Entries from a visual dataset
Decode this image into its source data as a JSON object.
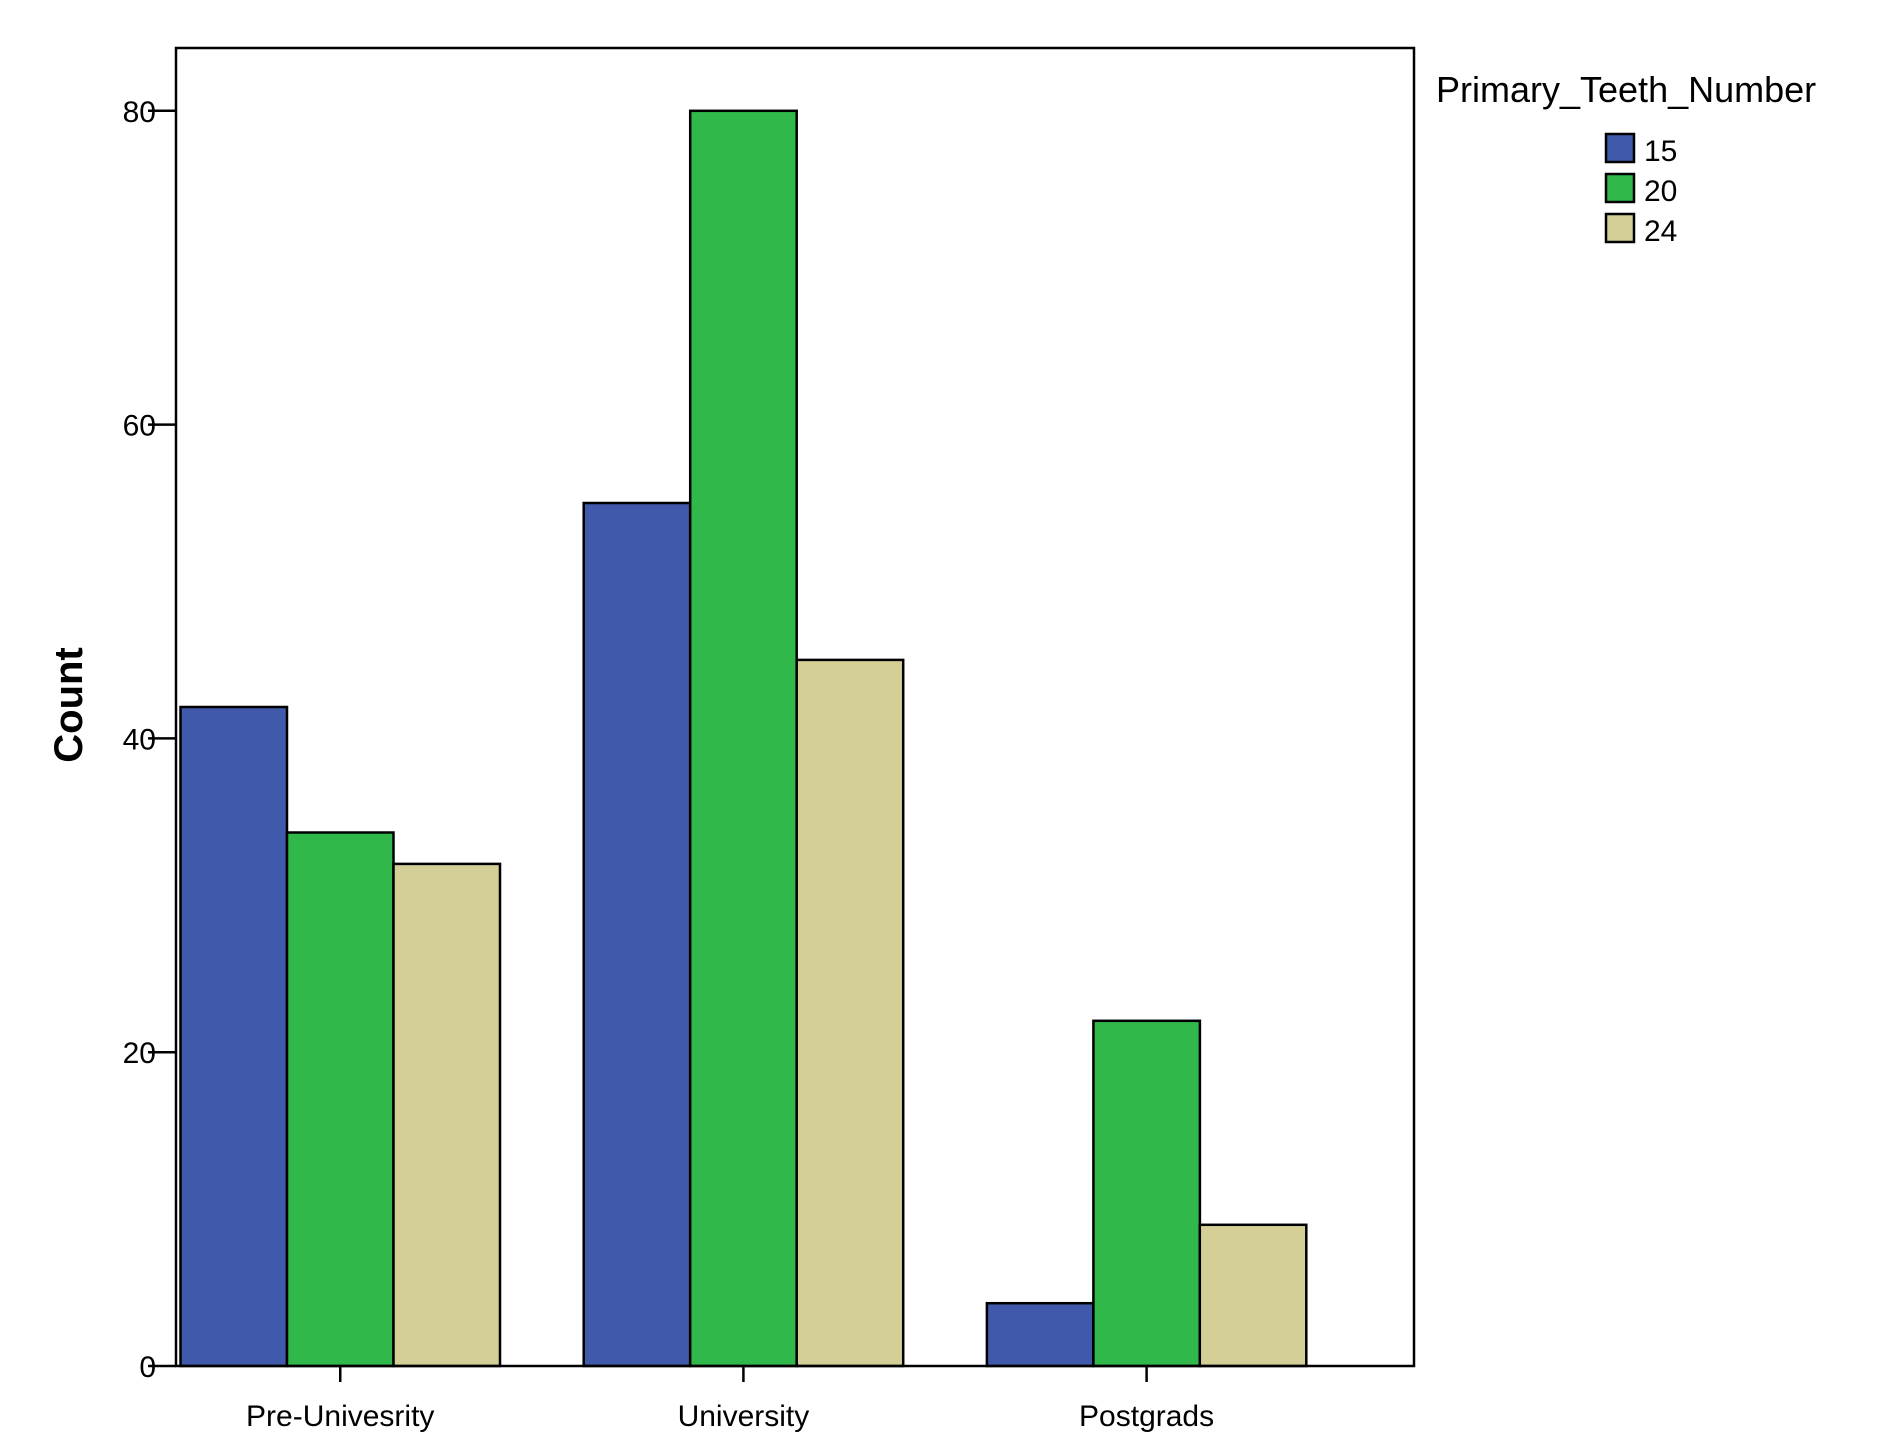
{
  "chart_data": {
    "type": "bar",
    "title": "",
    "xlabel": "",
    "ylabel": "Count",
    "categories": [
      "Pre-Univesrity",
      "University",
      "Postgrads"
    ],
    "series": [
      {
        "name": "15",
        "color": "#4059ab",
        "values": [
          42,
          55,
          4
        ]
      },
      {
        "name": "20",
        "color": "#30b84a",
        "values": [
          34,
          80,
          22
        ]
      },
      {
        "name": "24",
        "color": "#d4cf97",
        "values": [
          32,
          45,
          9
        ]
      }
    ],
    "ylim": [
      0,
      84
    ],
    "yticks": [
      0,
      20,
      40,
      60,
      80
    ],
    "grid": false,
    "legend": {
      "title": "Primary_Teeth_Number",
      "position": "top-right"
    }
  }
}
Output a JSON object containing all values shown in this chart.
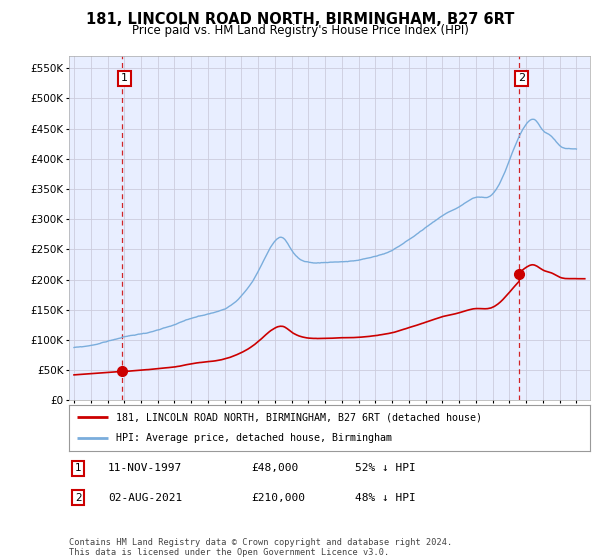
{
  "title": "181, LINCOLN ROAD NORTH, BIRMINGHAM, B27 6RT",
  "subtitle": "Price paid vs. HM Land Registry's House Price Index (HPI)",
  "ytick_values": [
    0,
    50000,
    100000,
    150000,
    200000,
    250000,
    300000,
    350000,
    400000,
    450000,
    500000,
    550000
  ],
  "ylim": [
    0,
    570000
  ],
  "legend_line1": "181, LINCOLN ROAD NORTH, BIRMINGHAM, B27 6RT (detached house)",
  "legend_line2": "HPI: Average price, detached house, Birmingham",
  "annotation1_date": "11-NOV-1997",
  "annotation1_price": "£48,000",
  "annotation1_hpi": "52% ↓ HPI",
  "annotation2_date": "02-AUG-2021",
  "annotation2_price": "£210,000",
  "annotation2_hpi": "48% ↓ HPI",
  "footnote": "Contains HM Land Registry data © Crown copyright and database right 2024.\nThis data is licensed under the Open Government Licence v3.0.",
  "sale1_x": 1997.87,
  "sale1_y": 48000,
  "sale2_x": 2021.58,
  "sale2_y": 210000,
  "background_color": "#ffffff",
  "grid_color": "#ccccdd",
  "plot_bg_color": "#e8eeff",
  "red_line_color": "#cc0000",
  "blue_line_color": "#7aaddc",
  "annotation_box_color": "#cc0000",
  "xlim_left": 1994.7,
  "xlim_right": 2025.8
}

DESCRIPTION OF THE TASK: Skip all pictures. Write out only the lines from the one containing "Output a JSON" to the end of the listing above, inclusive, exactly as given.

WRITTEN SOLUTION:
Output a JSON object containing all values shown in this chart.
{
  "title": "181, LINCOLN ROAD NORTH, BIRMINGHAM, B27 6RT",
  "subtitle": "Price paid vs. HM Land Registry's House Price Index (HPI)",
  "ytick_values": [
    0,
    50000,
    100000,
    150000,
    200000,
    250000,
    300000,
    350000,
    400000,
    450000,
    500000,
    550000
  ],
  "ylim": [
    0,
    570000
  ],
  "legend_line1": "181, LINCOLN ROAD NORTH, BIRMINGHAM, B27 6RT (detached house)",
  "legend_line2": "HPI: Average price, detached house, Birmingham",
  "annotation1_date": "11-NOV-1997",
  "annotation1_price": "£48,000",
  "annotation1_hpi": "52% ↓ HPI",
  "annotation2_date": "02-AUG-2021",
  "annotation2_price": "£210,000",
  "annotation2_hpi": "48% ↓ HPI",
  "footnote": "Contains HM Land Registry data © Crown copyright and database right 2024.\nThis data is licensed under the Open Government Licence v3.0.",
  "sale1_x": 1997.87,
  "sale1_y": 48000,
  "sale2_x": 2021.58,
  "sale2_y": 210000,
  "background_color": "#ffffff",
  "grid_color": "#ccccdd",
  "plot_bg_color": "#e8eeff",
  "red_line_color": "#cc0000",
  "blue_line_color": "#7aaddc",
  "annotation_box_color": "#cc0000",
  "xlim_left": 1994.7,
  "xlim_right": 2025.8
}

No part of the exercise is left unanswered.